(Extracted records)
------

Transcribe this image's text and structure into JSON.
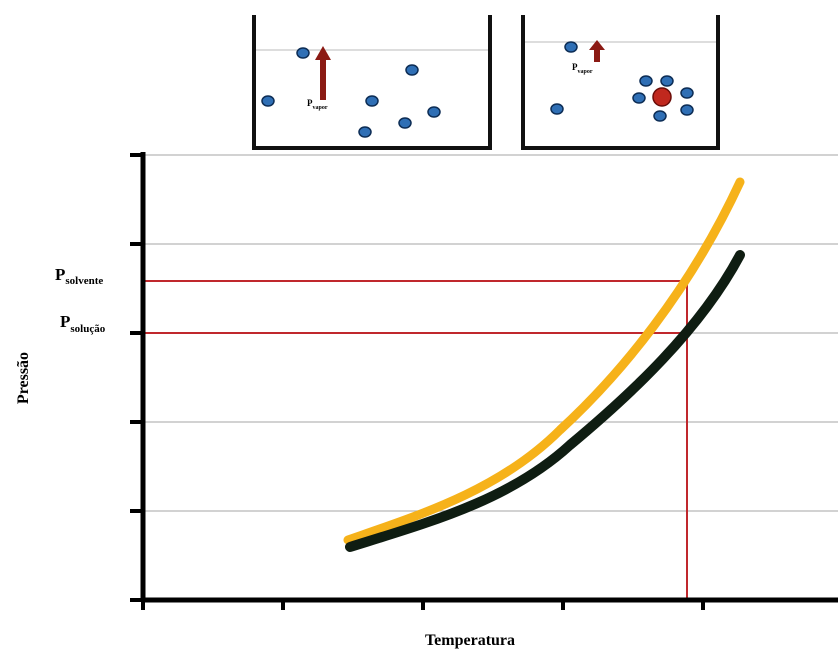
{
  "axes": {
    "y_label": "Pressão",
    "x_label": "Temperatura"
  },
  "levels": [
    {
      "symbol": "P",
      "subscript": "solvente"
    },
    {
      "symbol": "P",
      "subscript": "solução"
    }
  ],
  "beakers": [
    {
      "label": {
        "symbol": "P",
        "subscript": "vapor"
      }
    },
    {
      "label": {
        "symbol": "P",
        "subscript": "vapor"
      }
    }
  ]
}
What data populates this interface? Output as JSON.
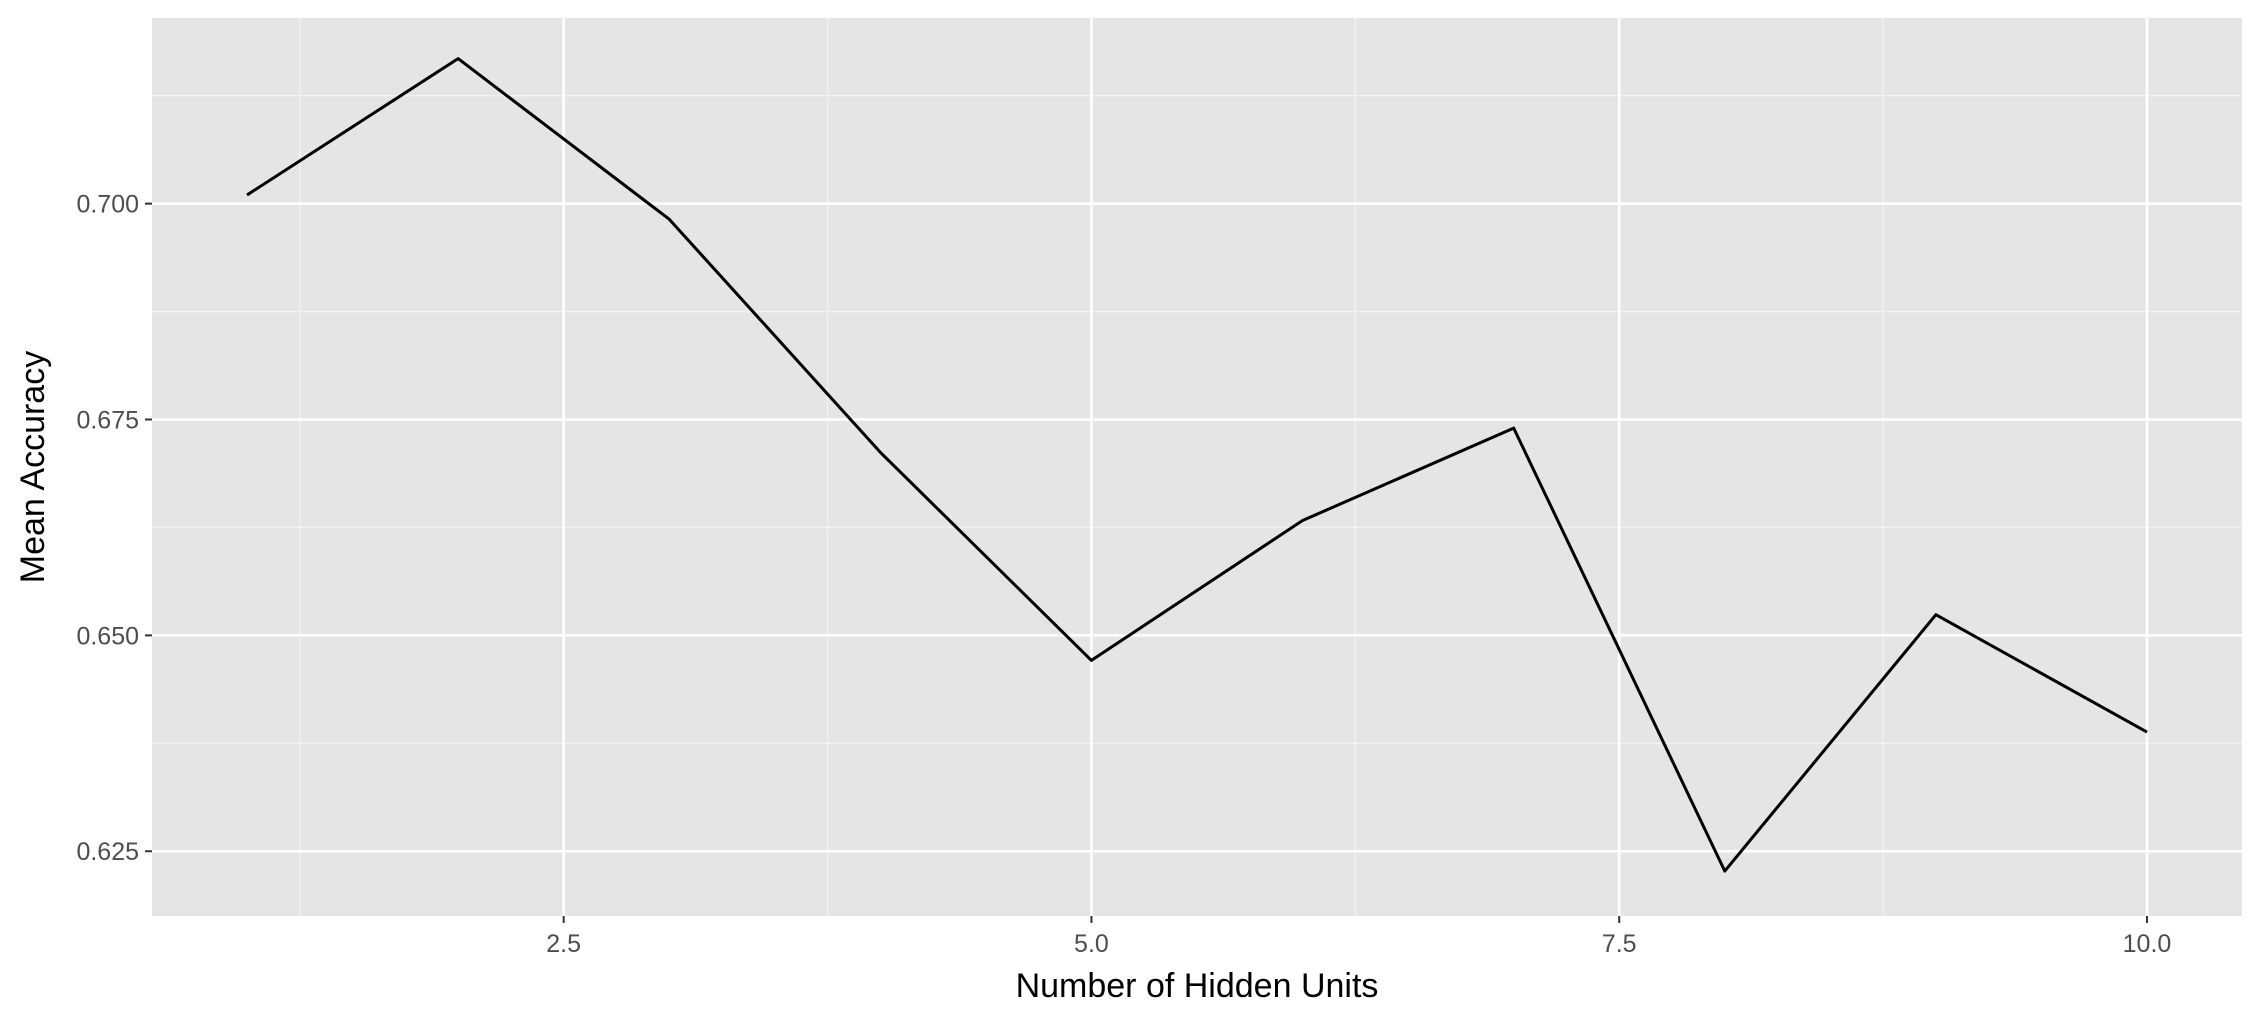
{
  "chart_data": {
    "type": "line",
    "title": "",
    "xlabel": "Number of Hidden Units",
    "ylabel": "Mean Accuracy",
    "x": [
      1,
      2,
      3,
      4,
      5,
      6,
      7,
      8,
      9,
      10
    ],
    "series": [
      {
        "values": [
          0.701,
          0.7168,
          0.6982,
          0.6712,
          0.6471,
          0.6633,
          0.674,
          0.6227,
          0.6524,
          0.6388
        ]
      }
    ],
    "xlim": [
      0.55,
      10.45
    ],
    "ylim": [
      0.6175,
      0.7215
    ],
    "x_ticks": [
      2.5,
      5.0,
      7.5,
      10.0
    ],
    "x_tick_labels": [
      "2.5",
      "5.0",
      "7.5",
      "10.0"
    ],
    "y_ticks": [
      0.625,
      0.65,
      0.675,
      0.7
    ],
    "y_tick_labels": [
      "0.625",
      "0.650",
      "0.675",
      "0.700"
    ],
    "grid": true,
    "legend": "none",
    "colors": {
      "panel_background": "#e5e5e5",
      "grid_major": "#ffffff",
      "grid_minor": "#f2f2f2",
      "line": "#000000",
      "tick_label": "#4d4d4d"
    }
  }
}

------

## TO BE DONE
Print all of the entries word for word. Omit the pictures they contain.

## FINISHED EXERCISE
Transcribe this image's text and structure into JSON.
{
  "axes": {
    "y_label": "Pressão",
    "x_label": "Temperatura"
  },
  "levels": [
    {
      "symbol": "P",
      "subscript": "solvente"
    },
    {
      "symbol": "P",
      "subscript": "solução"
    }
  ],
  "beakers": [
    {
      "label": {
        "symbol": "P",
        "subscript": "vapor"
      }
    },
    {
      "label": {
        "symbol": "P",
        "subscript": "vapor"
      }
    }
  ]
}
What data populates this interface? Output as JSON.
{
  "chart_data": {
    "type": "line",
    "title": "",
    "xlabel": "Number of Hidden Units",
    "ylabel": "Mean Accuracy",
    "x": [
      1,
      2,
      3,
      4,
      5,
      6,
      7,
      8,
      9,
      10
    ],
    "series": [
      {
        "values": [
          0.701,
          0.7168,
          0.6982,
          0.6712,
          0.6471,
          0.6633,
          0.674,
          0.6227,
          0.6524,
          0.6388
        ]
      }
    ],
    "xlim": [
      0.55,
      10.45
    ],
    "ylim": [
      0.6175,
      0.7215
    ],
    "x_ticks": [
      2.5,
      5.0,
      7.5,
      10.0
    ],
    "x_tick_labels": [
      "2.5",
      "5.0",
      "7.5",
      "10.0"
    ],
    "y_ticks": [
      0.625,
      0.65,
      0.675,
      0.7
    ],
    "y_tick_labels": [
      "0.625",
      "0.650",
      "0.675",
      "0.700"
    ],
    "grid": true,
    "legend": "none",
    "colors": {
      "panel_background": "#e5e5e5",
      "grid_major": "#ffffff",
      "grid_minor": "#f2f2f2",
      "line": "#000000",
      "tick_label": "#4d4d4d"
    }
  }
}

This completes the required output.